*Direction*: Records follow. Pull out every line that contains "BRETX".

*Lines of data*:
-- BEGIN --

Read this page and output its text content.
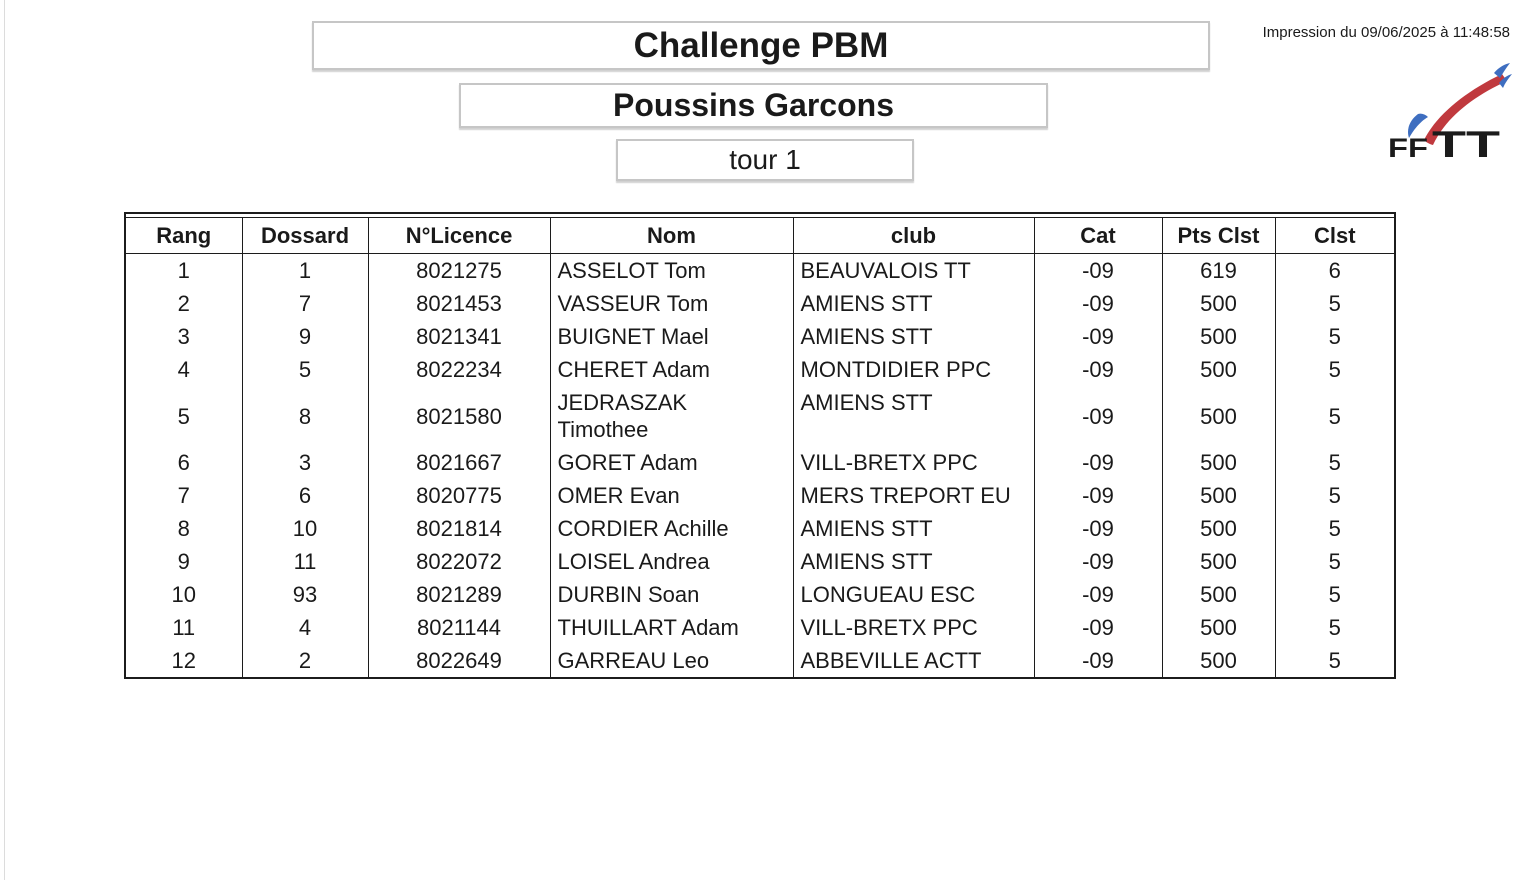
Impression du 09/06/2025 à 11:48:58
Challenge PBM
Poussins Garcons
tour 1	FF TT
Rang	Dossard	N°Licence	Nom	club	Cat	Pts Clst	Clst
1	1	8021275	ASSELOT Tom	BEAUVALOIS TT	-09	619	6
2	7	8021453	VASSEUR Tom	AMIENS STT	-09	500	5
3	9	8021341	BUIGNET Mael	AMIENS STT	-09	500	5
4	5	8022234	CHERET Adam	MONTDIDIER PPC	-09	500	5
5	8	8021580	JEDRASZAK Timothee	AMIENS STT	-09	500	5
6	3	8021667	GORET Adam	VILL-BRETX PPC	-09	500	5
7	6	8020775	OMER Evan	MERS TREPORT EU	-09	500	5
8	10	8021814	CORDIER Achille	AMIENS STT	-09	500	5
9	11	8022072	LOISEL Andrea	AMIENS STT	-09	500	5
10	93	8021289	DURBIN Soan	LONGUEAU ESC	-09	500	5
11	4	8021144	THUILLART Adam	VILL-BRETX PPC	-09	500	5
12	2	8022649	GARREAU Leo	ABBEVILLE ACTT	-09	500	5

-- END --

*Reply to the task*:
6	3	8021667	GORET Adam	VILL-BRETX PPC	-09	500	5
11	4	8021144	THUILLART Adam	VILL-BRETX PPC	-09	500	5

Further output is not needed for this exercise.